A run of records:
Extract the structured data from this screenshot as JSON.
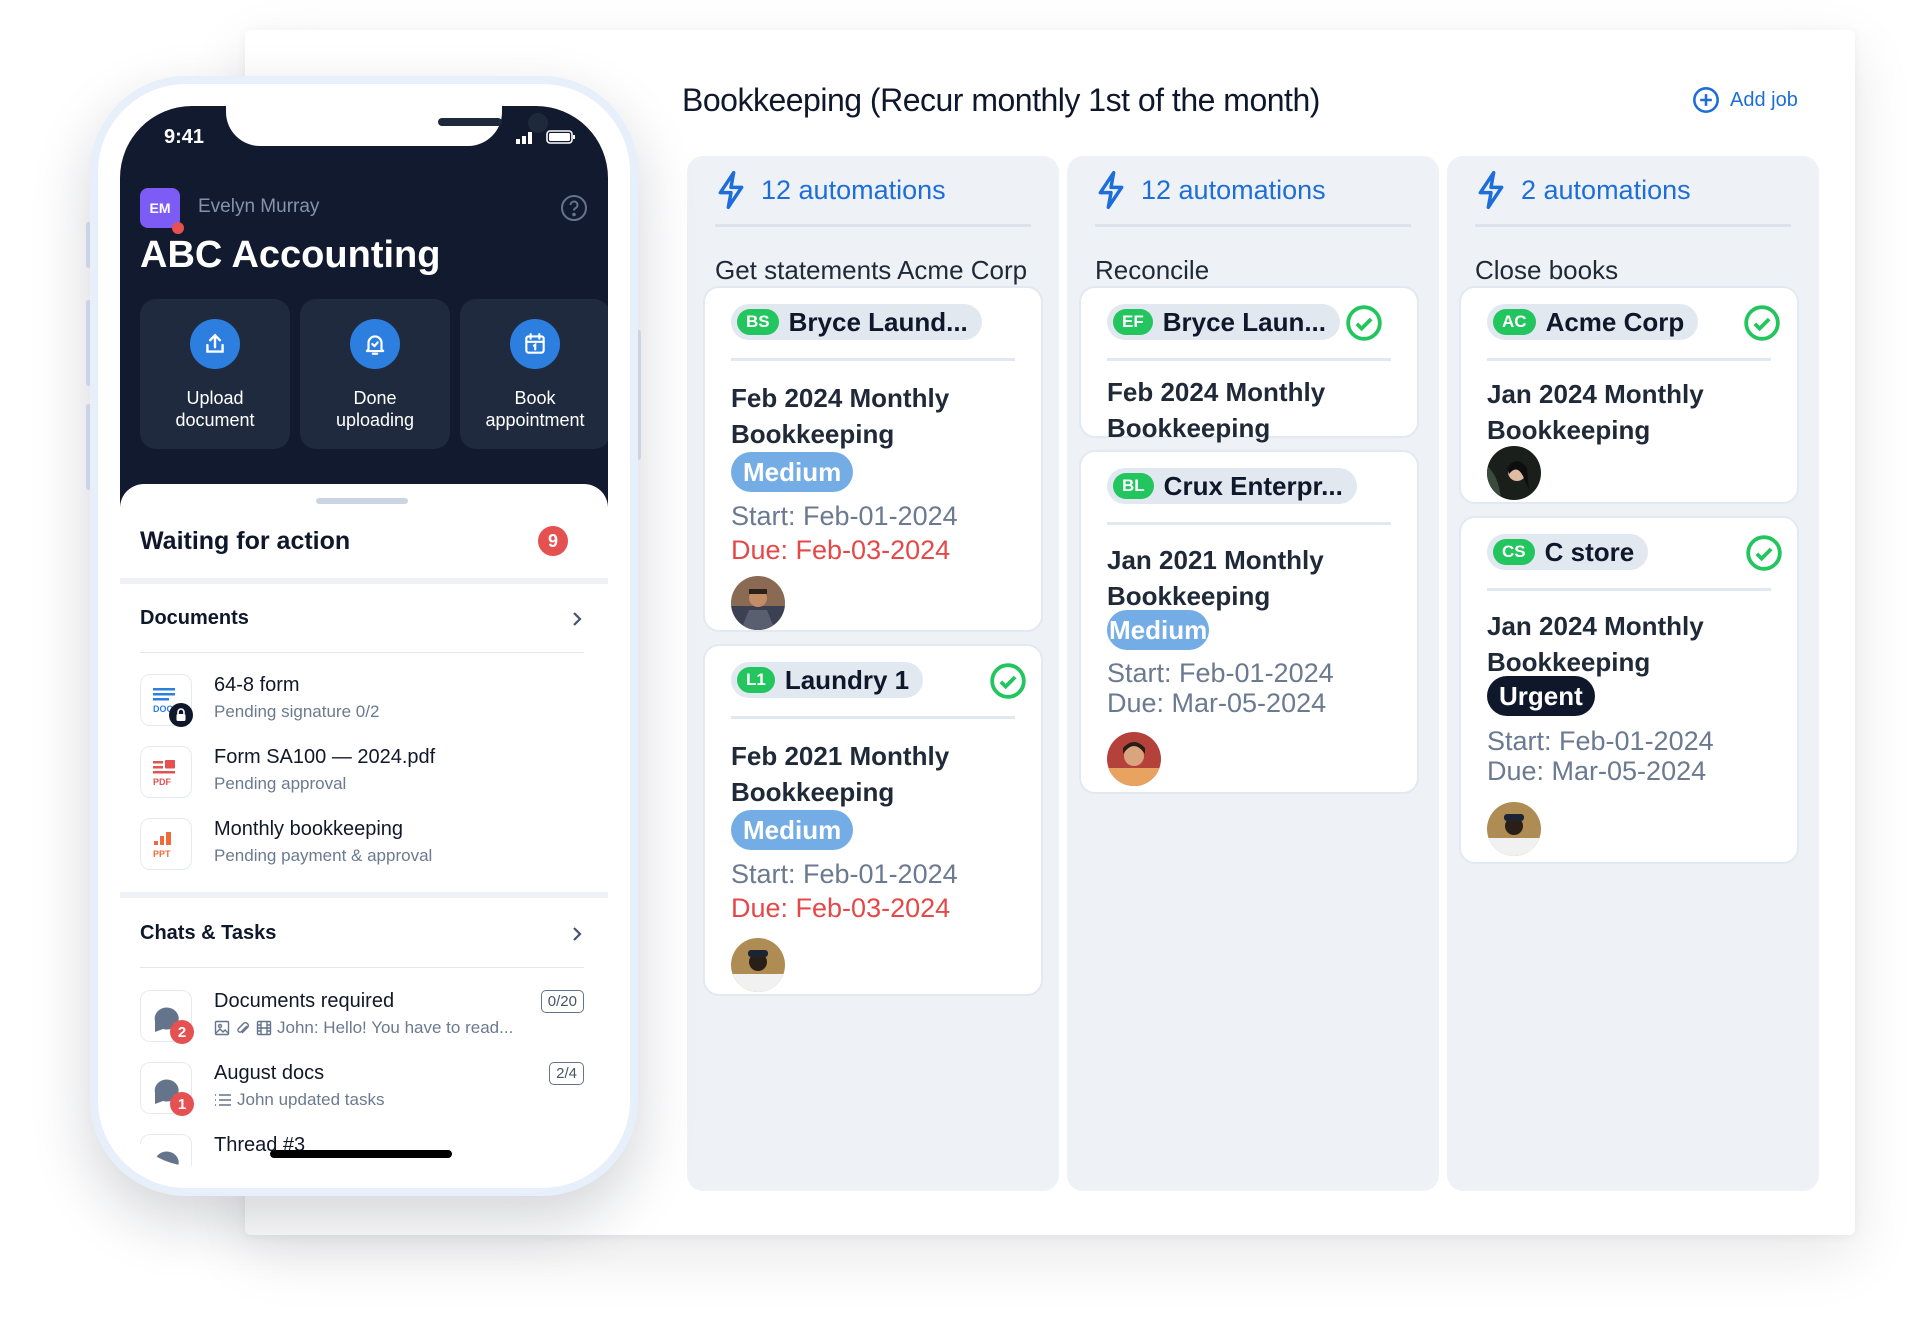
{
  "board": {
    "title": "Bookkeeping (Recur monthly 1st of the month)",
    "add_job_label": "Add job",
    "accent_color": "#1d6ed8",
    "columns": [
      {
        "automations": "12 automations",
        "name": "Get statements Acme Corp",
        "cards": [
          {
            "initials": "BS",
            "client": "Bryce Laund...",
            "done": false,
            "title": "Feb 2024 Monthly Bookkeeping",
            "priority": "Medium",
            "start": "Start: Feb-01-2024",
            "due": "Due: Feb-03-2024",
            "due_overdue": true
          },
          {
            "initials": "L1",
            "client": "Laundry 1",
            "done": true,
            "title": "Feb 2021 Monthly Bookkeeping",
            "priority": "Medium",
            "start": "Start: Feb-01-2024",
            "due": "Due: Feb-03-2024",
            "due_overdue": true
          }
        ]
      },
      {
        "automations": "12 automations",
        "name": "Reconcile",
        "cards": [
          {
            "initials": "EF",
            "client": "Bryce Laun...",
            "done": true,
            "title": "Feb 2024 Monthly Bookkeeping"
          },
          {
            "initials": "BL",
            "client": "Crux Enterpr...",
            "done": false,
            "title": "Jan 2021 Monthly Bookkeeping",
            "priority": "Medium",
            "start": "Start: Feb-01-2024",
            "due": "Due: Mar-05-2024",
            "due_overdue": false
          }
        ]
      },
      {
        "automations": "2 automations",
        "name": "Close books",
        "cards": [
          {
            "initials": "AC",
            "client": "Acme Corp",
            "done": true,
            "title": "Jan 2024 Monthly Bookkeeping"
          },
          {
            "initials": "CS",
            "client": "C store",
            "done": true,
            "title": "Jan 2024 Monthly Bookkeeping",
            "priority": "Urgent",
            "start": "Start: Feb-01-2024",
            "due": "Due: Mar-05-2024",
            "due_overdue": false
          }
        ]
      }
    ]
  },
  "phone": {
    "time": "9:41",
    "user_initials": "EM",
    "user_name": "Evelyn Murray",
    "firm_name": "ABC Accounting",
    "actions": [
      {
        "line1": "Upload",
        "line2": "document",
        "icon": "upload-icon"
      },
      {
        "line1": "Done",
        "line2": "uploading",
        "icon": "bell-check-icon"
      },
      {
        "line1": "Book",
        "line2": "appointment",
        "icon": "calendar-icon"
      }
    ],
    "waiting_title": "Waiting for action",
    "waiting_count": "9",
    "documents_header": "Documents",
    "documents": [
      {
        "type": "DOC",
        "title": "64-8 form",
        "status": "Pending signature 0/2",
        "locked": true
      },
      {
        "type": "PDF",
        "title": "Form SA100 — 2024.pdf",
        "status": "Pending approval"
      },
      {
        "type": "PPT",
        "title": "Monthly bookkeeping",
        "status": "Pending payment & approval"
      }
    ],
    "chats_header": "Chats & Tasks",
    "chats": [
      {
        "title": "Documents required",
        "preview": "John: Hello! You have to read...",
        "unread": "2",
        "progress": "0/20"
      },
      {
        "title": "August docs",
        "preview": "John updated tasks",
        "unread": "1",
        "progress": "2/4"
      },
      {
        "title": "Thread #3"
      }
    ]
  }
}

• Exercise goal: Copy out every line of the listing that includes the string "client".

• Problem solution:
            "client": "Bryce Laund...",
            "client": "Laundry 1",
            "client": "Bryce Laun...",
            "client": "Crux Enterpr...",
            "client": "Acme Corp",
            "client": "C store",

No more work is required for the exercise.